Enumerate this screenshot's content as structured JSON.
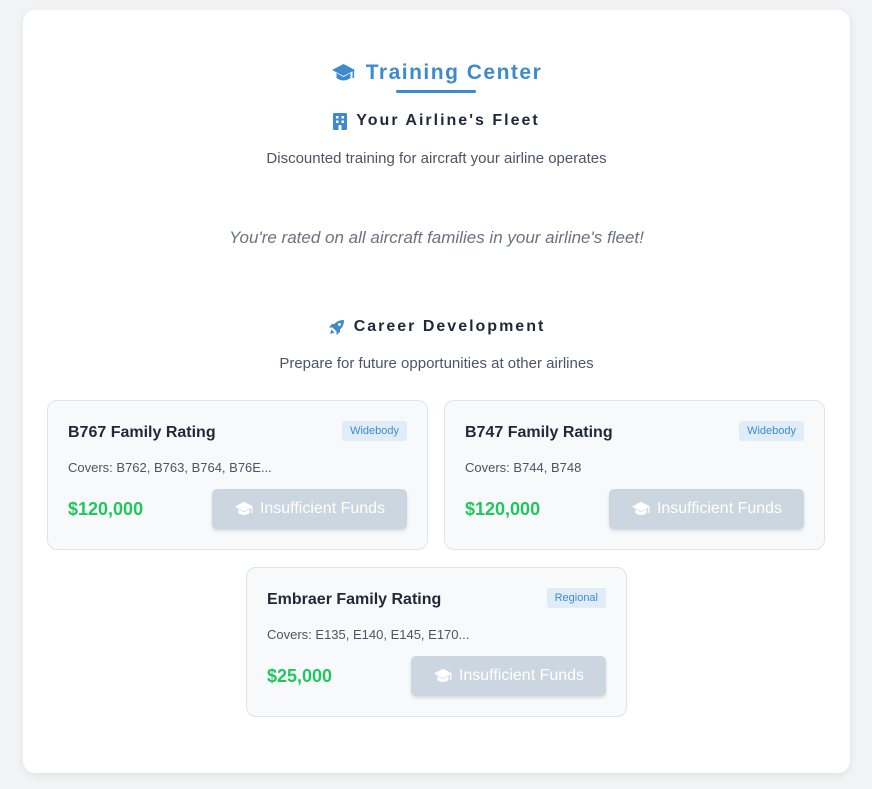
{
  "header": {
    "title": "Training Center",
    "icon": "graduation-cap-icon",
    "accent_color": "#3d8bcd"
  },
  "fleet_section": {
    "heading": "Your Airline's Fleet",
    "icon": "building-icon",
    "subtitle": "Discounted training for aircraft your airline operates",
    "note": "You're rated on all aircraft families in your airline's fleet!"
  },
  "career_section": {
    "heading": "Career Development",
    "icon": "rocket-icon",
    "subtitle": "Prepare for future opportunities at other airlines",
    "cards": [
      {
        "name": "B767 Family Rating",
        "badge": "Widebody",
        "covers": "Covers: B762, B763, B764, B76E...",
        "price": "$120,000",
        "button_label": "Insufficient Funds"
      },
      {
        "name": "B747 Family Rating",
        "badge": "Widebody",
        "covers": "Covers: B744, B748",
        "price": "$120,000",
        "button_label": "Insufficient Funds"
      },
      {
        "name": "Embraer Family Rating",
        "badge": "Regional",
        "covers": "Covers: E135, E140, E145, E170...",
        "price": "$25,000",
        "button_label": "Insufficient Funds"
      }
    ]
  },
  "colors": {
    "price": "#22c55e",
    "disabled_button": "#ccd6e0",
    "badge_bg": "#e0edf8"
  }
}
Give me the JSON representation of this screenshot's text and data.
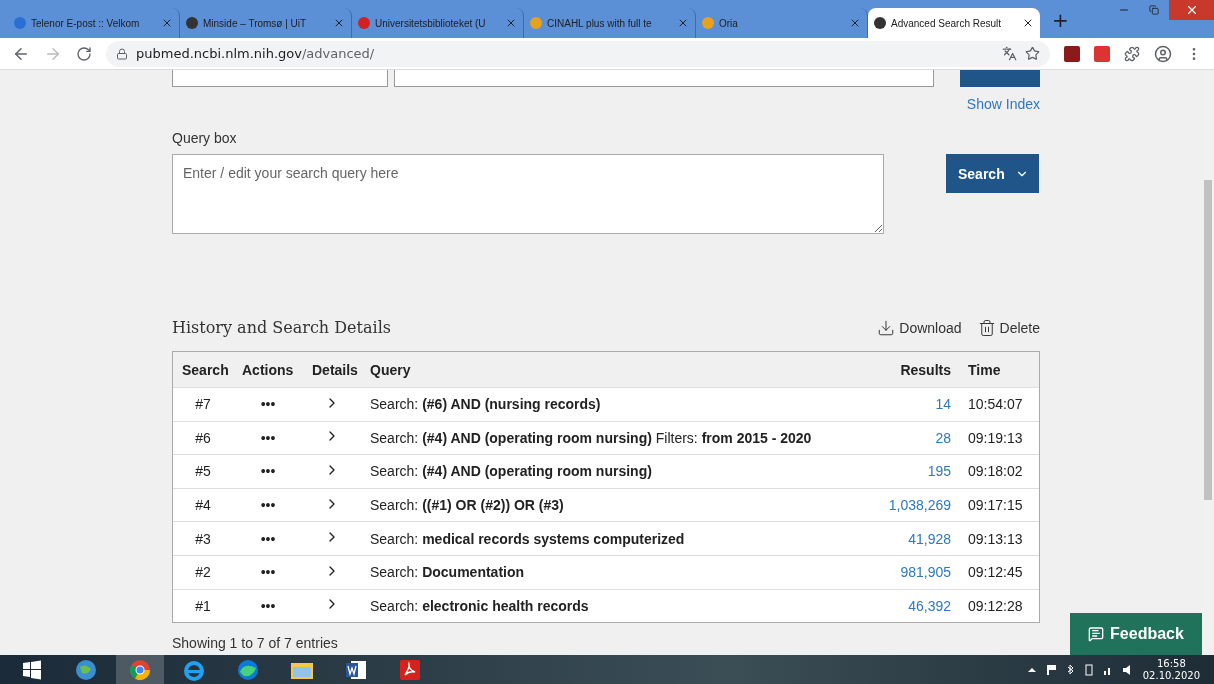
{
  "browser": {
    "tabs": [
      {
        "title": "Telenor E-post :: Velkom",
        "selected": false,
        "color": "#2a6fd6"
      },
      {
        "title": "Minside – Tromsø | UiT",
        "selected": false,
        "color": "#333333"
      },
      {
        "title": "Universitetsbiblioteket (U",
        "selected": false,
        "color": "#d42020"
      },
      {
        "title": "CINAHL plus with full te",
        "selected": false,
        "color": "#e8a020"
      },
      {
        "title": "Oria",
        "selected": false,
        "color": "#e8a020"
      },
      {
        "title": "Advanced Search Result",
        "selected": true,
        "color": "#333333"
      }
    ],
    "new_tab": "+",
    "url_host": "pubmed.ncbi.nlm.nih.gov",
    "url_path": "/advanced/"
  },
  "page": {
    "show_index": "Show Index",
    "query_label": "Query box",
    "query_placeholder": "Enter / edit your search query here",
    "search_button": "Search",
    "history_title": "History and Search Details",
    "download": "Download",
    "delete": "Delete",
    "columns": [
      "Search",
      "Actions",
      "Details",
      "Query",
      "Results",
      "Time"
    ],
    "rows": [
      {
        "search": "#7",
        "actions": "•••",
        "query": "Search: **(#6) AND (nursing records)**",
        "results": "14",
        "time": "10:54:07"
      },
      {
        "search": "#6",
        "actions": "•••",
        "query": "Search: **(#4) AND (operating room nursing)** Filters: **from 2015 - 2020**",
        "results": "28",
        "time": "09:19:13"
      },
      {
        "search": "#5",
        "actions": "•••",
        "query": "Search: **(#4) AND (operating room nursing)**",
        "results": "195",
        "time": "09:18:02"
      },
      {
        "search": "#4",
        "actions": "•••",
        "query": "Search: **((#1) OR (#2)) OR (#3)**",
        "results": "1,038,269",
        "time": "09:17:15"
      },
      {
        "search": "#3",
        "actions": "•••",
        "query": "Search: **medical records systems computerized**",
        "results": "41,928",
        "time": "09:13:13"
      },
      {
        "search": "#2",
        "actions": "•••",
        "query": "Search: **Documentation**",
        "results": "981,905",
        "time": "09:12:45"
      },
      {
        "search": "#1",
        "actions": "•••",
        "query": "Search: **electronic health records**",
        "results": "46,392",
        "time": "09:12:28"
      }
    ],
    "footer": "Showing 1 to 7 of 7 entries",
    "feedback": "Feedback"
  },
  "taskbar": {
    "time": "16:58",
    "date": "02.10.2020"
  }
}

********

_Exercise details_
Reproduce the whole listing above word for word, but not its pictures.

_Reply to the exercise_
Enumerate this screenshot's content as structured JSON.
{
  "header": {
    "title": "Training Center",
    "icon": "graduation-cap-icon",
    "accent_color": "#3d8bcd"
  },
  "fleet_section": {
    "heading": "Your Airline's Fleet",
    "icon": "building-icon",
    "subtitle": "Discounted training for aircraft your airline operates",
    "note": "You're rated on all aircraft families in your airline's fleet!"
  },
  "career_section": {
    "heading": "Career Development",
    "icon": "rocket-icon",
    "subtitle": "Prepare for future opportunities at other airlines",
    "cards": [
      {
        "name": "B767 Family Rating",
        "badge": "Widebody",
        "covers": "Covers: B762, B763, B764, B76E...",
        "price": "$120,000",
        "button_label": "Insufficient Funds"
      },
      {
        "name": "B747 Family Rating",
        "badge": "Widebody",
        "covers": "Covers: B744, B748",
        "price": "$120,000",
        "button_label": "Insufficient Funds"
      },
      {
        "name": "Embraer Family Rating",
        "badge": "Regional",
        "covers": "Covers: E135, E140, E145, E170...",
        "price": "$25,000",
        "button_label": "Insufficient Funds"
      }
    ]
  },
  "colors": {
    "price": "#22c55e",
    "disabled_button": "#ccd6e0",
    "badge_bg": "#e0edf8"
  }
}
Give me the JSON representation of this screenshot's text and data.
{
  "browser": {
    "tabs": [
      {
        "title": "Telenor E-post :: Velkom",
        "selected": false,
        "color": "#2a6fd6"
      },
      {
        "title": "Minside – Tromsø | UiT",
        "selected": false,
        "color": "#333333"
      },
      {
        "title": "Universitetsbiblioteket (U",
        "selected": false,
        "color": "#d42020"
      },
      {
        "title": "CINAHL plus with full te",
        "selected": false,
        "color": "#e8a020"
      },
      {
        "title": "Oria",
        "selected": false,
        "color": "#e8a020"
      },
      {
        "title": "Advanced Search Result",
        "selected": true,
        "color": "#333333"
      }
    ],
    "new_tab": "+",
    "url_host": "pubmed.ncbi.nlm.nih.gov",
    "url_path": "/advanced/"
  },
  "page": {
    "show_index": "Show Index",
    "query_label": "Query box",
    "query_placeholder": "Enter / edit your search query here",
    "search_button": "Search",
    "history_title": "History and Search Details",
    "download": "Download",
    "delete": "Delete",
    "columns": [
      "Search",
      "Actions",
      "Details",
      "Query",
      "Results",
      "Time"
    ],
    "rows": [
      {
        "search": "#7",
        "actions": "•••",
        "query": "Search: **(#6) AND (nursing records)**",
        "results": "14",
        "time": "10:54:07"
      },
      {
        "search": "#6",
        "actions": "•••",
        "query": "Search: **(#4) AND (operating room nursing)** Filters: **from 2015 - 2020**",
        "results": "28",
        "time": "09:19:13"
      },
      {
        "search": "#5",
        "actions": "•••",
        "query": "Search: **(#4) AND (operating room nursing)**",
        "results": "195",
        "time": "09:18:02"
      },
      {
        "search": "#4",
        "actions": "•••",
        "query": "Search: **((#1) OR (#2)) OR (#3)**",
        "results": "1,038,269",
        "time": "09:17:15"
      },
      {
        "search": "#3",
        "actions": "•••",
        "query": "Search: **medical records systems computerized**",
        "results": "41,928",
        "time": "09:13:13"
      },
      {
        "search": "#2",
        "actions": "•••",
        "query": "Search: **Documentation**",
        "results": "981,905",
        "time": "09:12:45"
      },
      {
        "search": "#1",
        "actions": "•••",
        "query": "Search: **electronic health records**",
        "results": "46,392",
        "time": "09:12:28"
      }
    ],
    "footer": "Showing 1 to 7 of 7 entries",
    "feedback": "Feedback"
  },
  "taskbar": {
    "time": "16:58",
    "date": "02.10.2020"
  }
}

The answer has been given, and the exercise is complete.